▶ _Records_

------------------------------------------------------------------------

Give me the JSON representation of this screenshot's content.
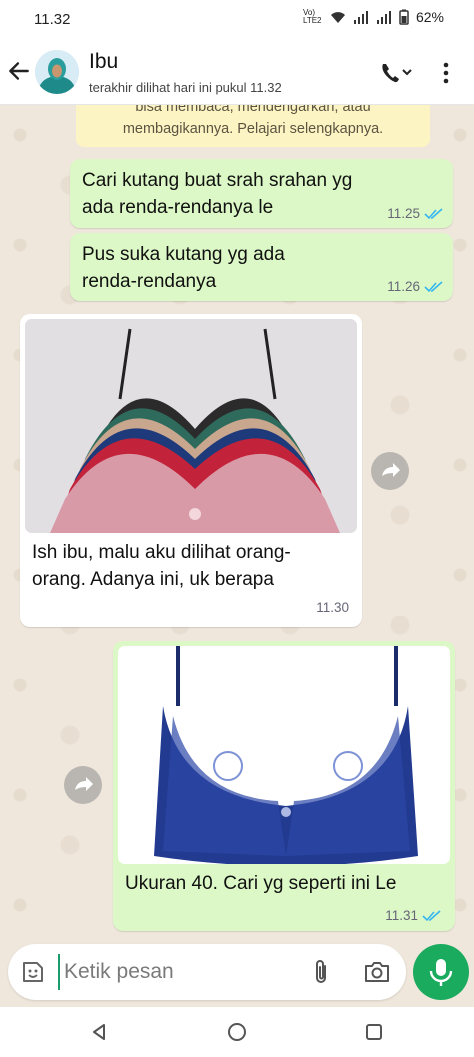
{
  "status_bar": {
    "time": "11.32",
    "network": "Vo) LTE2",
    "battery": "62%"
  },
  "header": {
    "contact_name": "Ibu",
    "last_seen": "terakhir dilihat hari ini pukul 11.32",
    "icons": [
      "back-arrow-icon",
      "avatar",
      "phone-call-icon",
      "more-vertical-icon"
    ]
  },
  "notice": {
    "line1": "bisa membaca, mendengarkan, atau",
    "line2": "membagikannya. Pelajari selengkapnya."
  },
  "messages": [
    {
      "direction": "out",
      "text": "Cari kutang buat srah srahan yg ada renda-rendanya le",
      "time": "11.25",
      "status": "read"
    },
    {
      "direction": "out",
      "text": "Pus suka kutang yg ada renda-rendanya",
      "time": "11.26",
      "status": "read"
    },
    {
      "direction": "in",
      "text": "Ish ibu, malu aku dilihat orang-orang. Adanya ini, uk berapa",
      "time": "11.30",
      "image": "stack of colorful bras"
    },
    {
      "direction": "out",
      "text": "Ukuran 40. Cari yg seperti ini Le",
      "time": "11.31",
      "status": "read",
      "image": "navy lace bra"
    }
  ],
  "input": {
    "placeholder": "Ketik pesan"
  },
  "colors": {
    "outgoing_bubble": "#dcf8c6",
    "incoming_bubble": "#ffffff",
    "read_ticks": "#34b7f1",
    "mic_button": "#1aab5f",
    "chat_background": "#efe7dc"
  }
}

------------------------------------------------------------------------

▶ _Work instructions_
Gather each line that holds "Cari".

▶ _The response_
      "text": "Cari kutang buat srah srahan yg ada renda-rendanya le",
      "text": "Ukuran 40. Cari yg seperti ini Le",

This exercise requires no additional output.